* **INFORMATION SUPPLIED**
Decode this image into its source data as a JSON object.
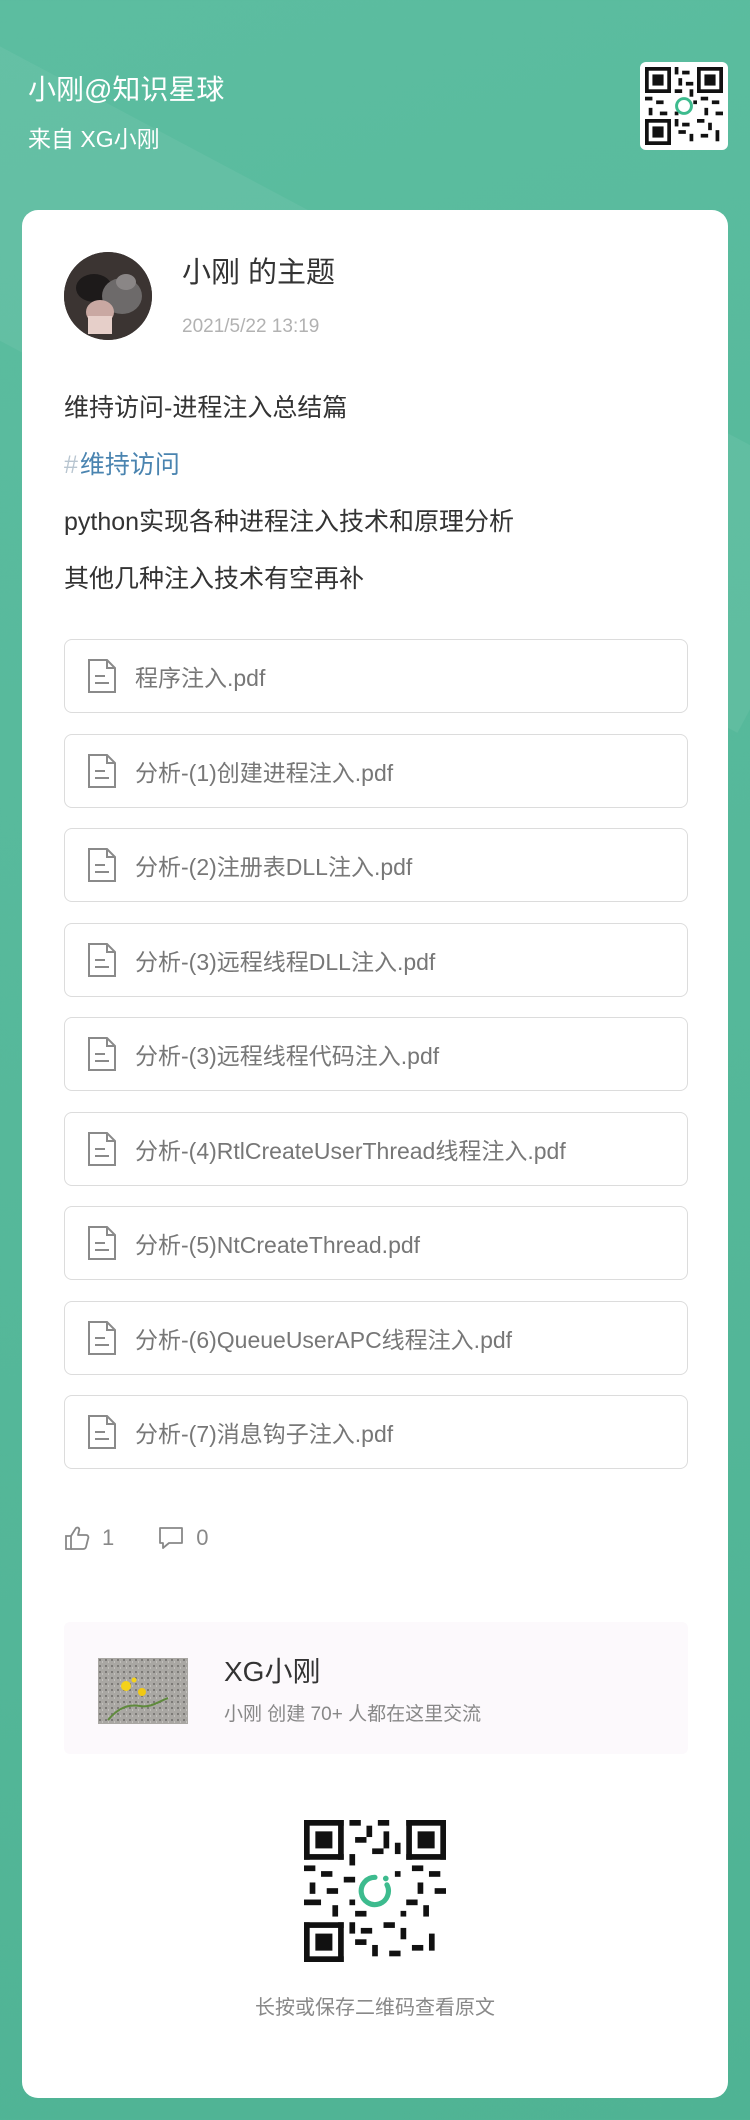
{
  "header": {
    "planet_title": "小刚@知识星球",
    "source": "来自 XG小刚"
  },
  "post": {
    "author_title": "小刚 的主题",
    "date": "2021/5/22 13:19",
    "lines": [
      "维持访问-进程注入总结篇",
      "维持访问",
      "python实现各种进程注入技术和原理分析",
      "其他几种注入技术有空再补"
    ],
    "tag_hash": "#"
  },
  "files": [
    "程序注入.pdf",
    "分析-(1)创建进程注入.pdf",
    "分析-(2)注册表DLL注入.pdf",
    "分析-(3)远程线程DLL注入.pdf",
    "分析-(3)远程线程代码注入.pdf",
    "分析-(4)RtlCreateUserThread线程注入.pdf",
    "分析-(5)NtCreateThread.pdf",
    "分析-(6)QueueUserAPC线程注入.pdf",
    "分析-(7)消息钩子注入.pdf"
  ],
  "actions": {
    "likes": "1",
    "comments": "0"
  },
  "planet": {
    "name": "XG小刚",
    "desc": "小刚 创建 70+ 人都在这里交流"
  },
  "footer": {
    "hint": "长按或保存二维码查看原文"
  },
  "colors": {
    "background": "#54b796",
    "tag": "#4a84b0",
    "qr_accent": "#3dbb8e"
  },
  "icons": [
    "qr-code-icon",
    "document-icon",
    "thumbs-up-icon",
    "comment-icon"
  ]
}
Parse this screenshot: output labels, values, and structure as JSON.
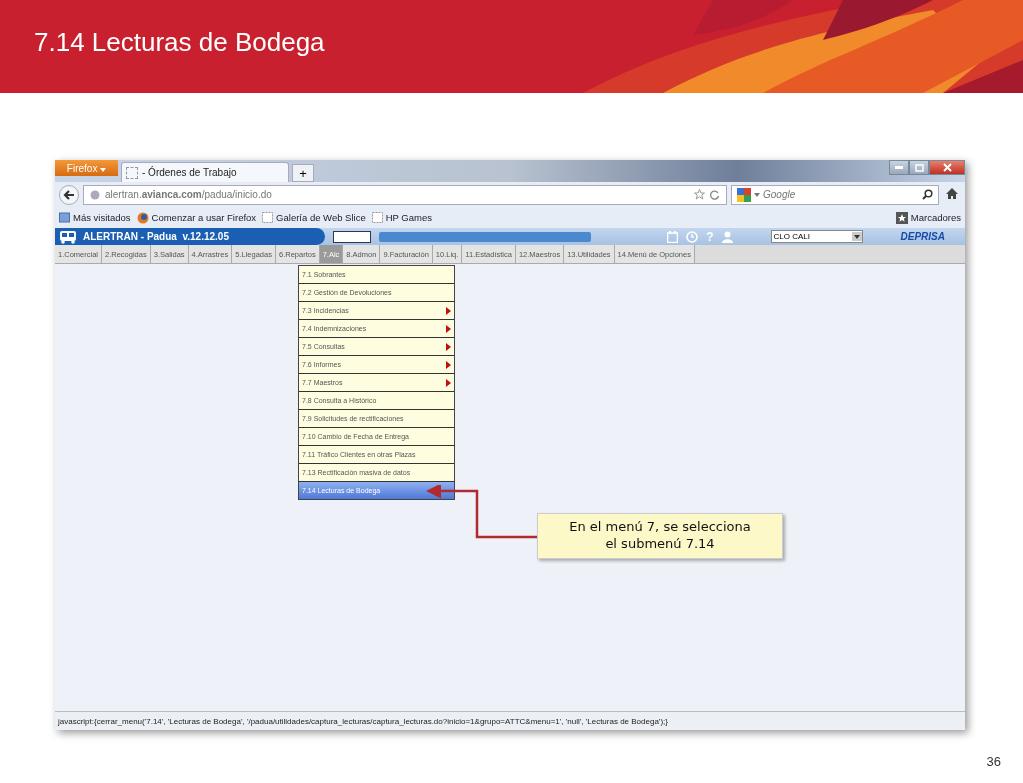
{
  "slide": {
    "title": "7.14 Lecturas de Bodega",
    "page_number": "36"
  },
  "browser": {
    "firefox_button": "Firefox",
    "tab_title": "- Órdenes de Trabajo",
    "new_tab": "+",
    "url": "alertran.**avianca.com**/padua/inicio.do",
    "search_placeholder": "Google",
    "bookmarks": [
      "Más visitados",
      "Comenzar a usar Firefox",
      "Galería de Web Slice",
      "HP Games"
    ],
    "bookmarks_menu": "Marcadores",
    "status_text": "javascript:{cerrar_menu('7.14', 'Lecturas de Bodega', '/padua/utilidades/captura_lecturas/captura_lecturas.do?inicio=1&grupo=ATTC&menu=1', 'null', 'Lecturas de Bodega');}"
  },
  "app": {
    "title": "ALERTRAN - Padua  v.12.12.05",
    "help": "?",
    "office": "CLO CALI",
    "progress": {
      "level": 1
    },
    "brand": "DEPRISA"
  },
  "menu": [
    {
      "label": "1.Comercial",
      "selected": false
    },
    {
      "label": "2.Recogidas",
      "selected": false
    },
    {
      "label": "3.Salidas",
      "selected": false
    },
    {
      "label": "4.Arrastres",
      "selected": false
    },
    {
      "label": "5.Llegadas",
      "selected": false
    },
    {
      "label": "6.Repartos",
      "selected": false
    },
    {
      "label": "7.Alc",
      "selected": true
    },
    {
      "label": "8.Admon",
      "selected": false
    },
    {
      "label": "9.Facturación",
      "selected": false
    },
    {
      "label": "10.Liq.",
      "selected": false
    },
    {
      "label": "11.Estadística",
      "selected": false
    },
    {
      "label": "12.Maestros",
      "selected": false
    },
    {
      "label": "13.Utilidades",
      "selected": false
    },
    {
      "label": "14.Menú de Opciones",
      "selected": false
    }
  ],
  "submenu": [
    {
      "label": "7.1 Sobrantes",
      "has_submenu": false,
      "selected": false
    },
    {
      "label": "7.2 Gestión de Devoluciones",
      "has_submenu": false,
      "selected": false
    },
    {
      "label": "7.3 Incidencias",
      "has_submenu": true,
      "selected": false
    },
    {
      "label": "7.4 Indemnizaciones",
      "has_submenu": true,
      "selected": false
    },
    {
      "label": "7.5 Consultas",
      "has_submenu": true,
      "selected": false
    },
    {
      "label": "7.6 Informes",
      "has_submenu": true,
      "selected": false
    },
    {
      "label": "7.7 Maestros",
      "has_submenu": true,
      "selected": false
    },
    {
      "label": "7.8 Consulta a Histórico",
      "has_submenu": false,
      "selected": false
    },
    {
      "label": "7.9 Solicitudes de rectificaciones",
      "has_submenu": false,
      "selected": false
    },
    {
      "label": "7.10 Cambio de Fecha de Entrega",
      "has_submenu": false,
      "selected": false
    },
    {
      "label": "7.11 Tráfico Clientes en otras Plazas",
      "has_submenu": false,
      "selected": false
    },
    {
      "label": "7.13 Rectificación masiva de datos",
      "has_submenu": false,
      "selected": false
    },
    {
      "label": "7.14 Lecturas de Bodega",
      "has_submenu": false,
      "selected": true
    }
  ],
  "callout": {
    "text": "En el menú 7, se selecciona el submenú 7.14"
  }
}
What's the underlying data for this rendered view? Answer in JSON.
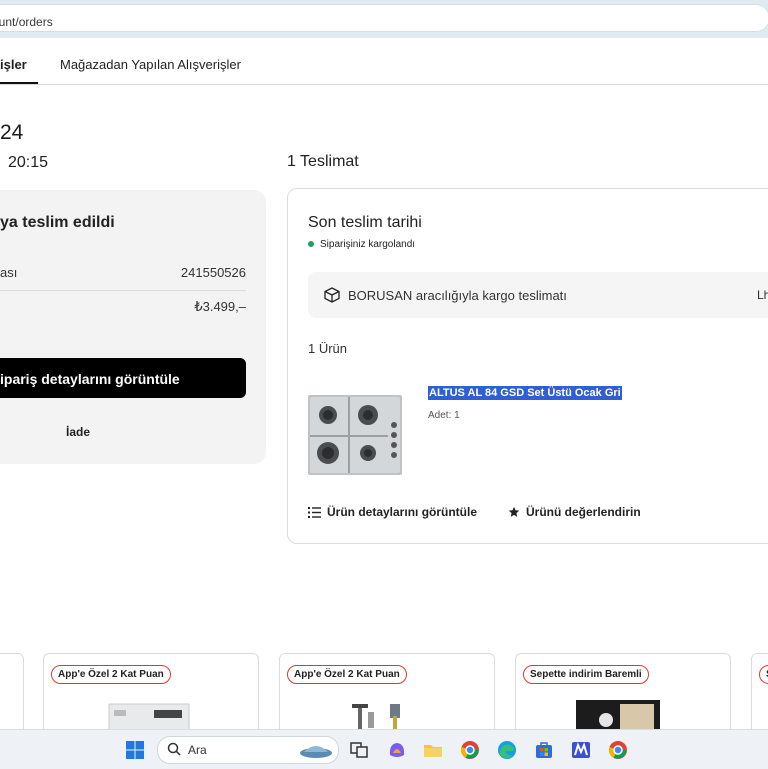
{
  "browser": {
    "url_visible": "ccount/orders"
  },
  "tabs": [
    {
      "label": "işler",
      "active": true
    },
    {
      "label": "Mağazadan Yapılan Alışverişler",
      "active": false
    }
  ],
  "order": {
    "date_partial": "24",
    "time": "20:15"
  },
  "summary": {
    "title": "ya teslim edildi",
    "rows": [
      {
        "label": "ası",
        "value": "241550526"
      },
      {
        "label": "",
        "value": "₺3.499,–"
      }
    ],
    "details_button": "ipariş detaylarını görüntüle",
    "return_link": "İade"
  },
  "delivery": {
    "count_label": "1 Teslimat",
    "title": "Son teslim tarihi",
    "status": "Siparişiniz kargolandı",
    "status_color": "#21a05b",
    "cargo_text": "BORUSAN aracılığıyla kargo teslimatı",
    "cargo_right": "Lh",
    "product_count": "1 Ürün",
    "product": {
      "name": "ALTUS AL 84 GSD Set Üstü Ocak Gri",
      "qty": "Adet: 1"
    },
    "actions": {
      "details": "Ürün detaylarını görüntüle",
      "rate": "Ürünü değerlendirin"
    }
  },
  "recommendations": [
    {
      "badge": "App'e Özel 2 Kat Puan"
    },
    {
      "badge": "App'e Özel 2 Kat Puan"
    },
    {
      "badge": "Sepette indirim Baremli"
    },
    {
      "badge": "S"
    }
  ],
  "taskbar": {
    "search_placeholder": "Ara"
  },
  "colors": {
    "accent_badge_border": "#e0392a",
    "primary_button": "#000000",
    "selection": "#2f5fd0"
  }
}
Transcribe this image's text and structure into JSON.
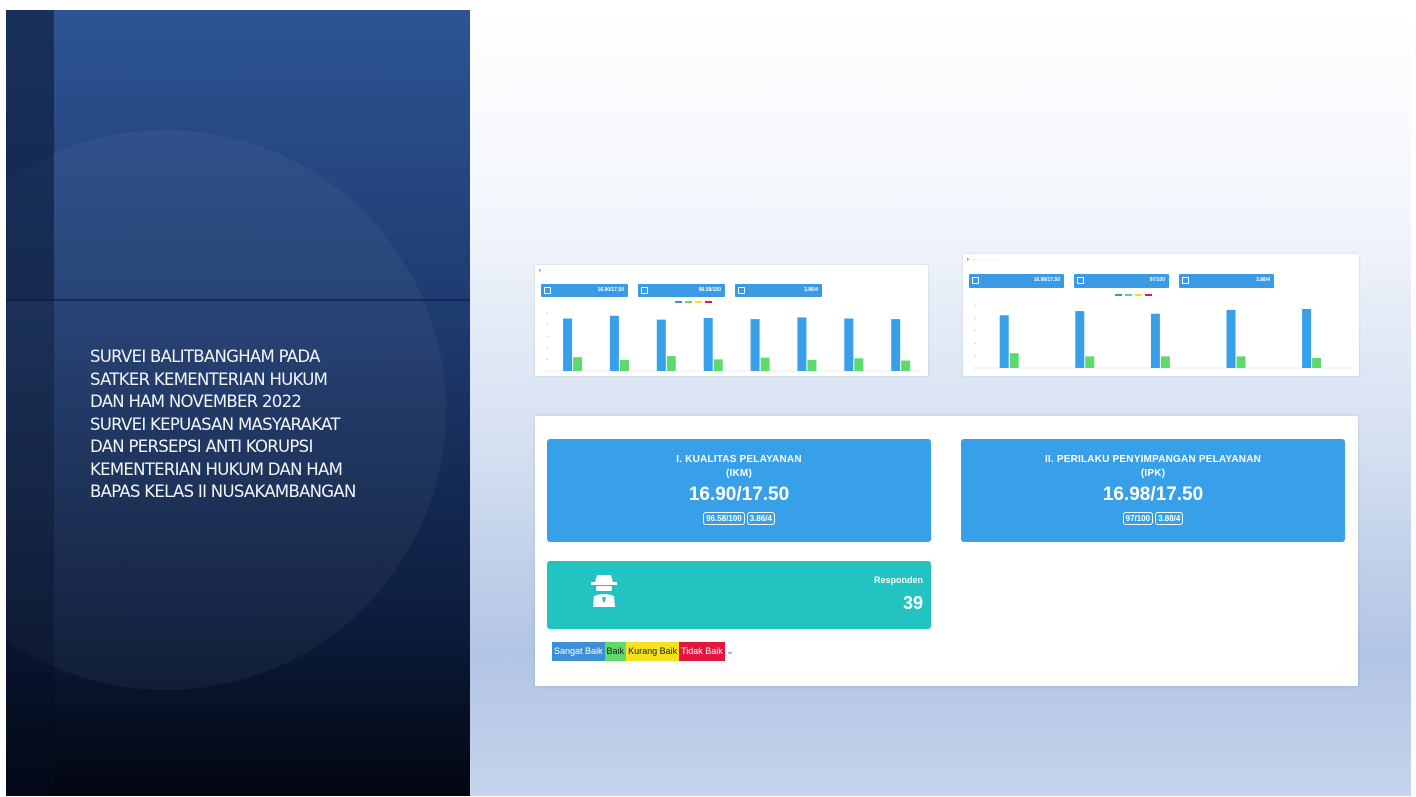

* **REQUIRED WORK**
Retype exactly the lines above, starting at the line containing "What's the underlying" and ending with the last line, both included; leave out the pictures.

* **SOLUTION BELOW**
What's the underlying data for this rendered view? Answer in JSON.
{
  "browser": {
    "url_visible": "ccount/orders"
  },
  "tabs": [
    {
      "label": "işler",
      "active": true
    },
    {
      "label": "Mağazadan Yapılan Alışverişler",
      "active": false
    }
  ],
  "order": {
    "date_partial": "24",
    "time": "20:15"
  },
  "summary": {
    "title": "ya teslim edildi",
    "rows": [
      {
        "label": "ası",
        "value": "241550526"
      },
      {
        "label": "",
        "value": "₺3.499,–"
      }
    ],
    "details_button": "ipariş detaylarını görüntüle",
    "return_link": "İade"
  },
  "delivery": {
    "count_label": "1 Teslimat",
    "title": "Son teslim tarihi",
    "status": "Siparişiniz kargolandı",
    "status_color": "#21a05b",
    "cargo_text": "BORUSAN aracılığıyla kargo teslimatı",
    "cargo_right": "Lh",
    "product_count": "1 Ürün",
    "product": {
      "name": "ALTUS AL 84 GSD Set Üstü Ocak Gri",
      "qty": "Adet: 1"
    },
    "actions": {
      "details": "Ürün detaylarını görüntüle",
      "rate": "Ürünü değerlendirin"
    }
  },
  "recommendations": [
    {
      "badge": "App'e Özel 2 Kat Puan"
    },
    {
      "badge": "App'e Özel 2 Kat Puan"
    },
    {
      "badge": "Sepette indirim Baremli"
    },
    {
      "badge": "S"
    }
  ],
  "taskbar": {
    "search_placeholder": "Ara"
  },
  "colors": {
    "accent_badge_border": "#e0392a",
    "primary_button": "#000000",
    "selection": "#2f5fd0"
  }
}
Transcribe this image's text and structure into JSON.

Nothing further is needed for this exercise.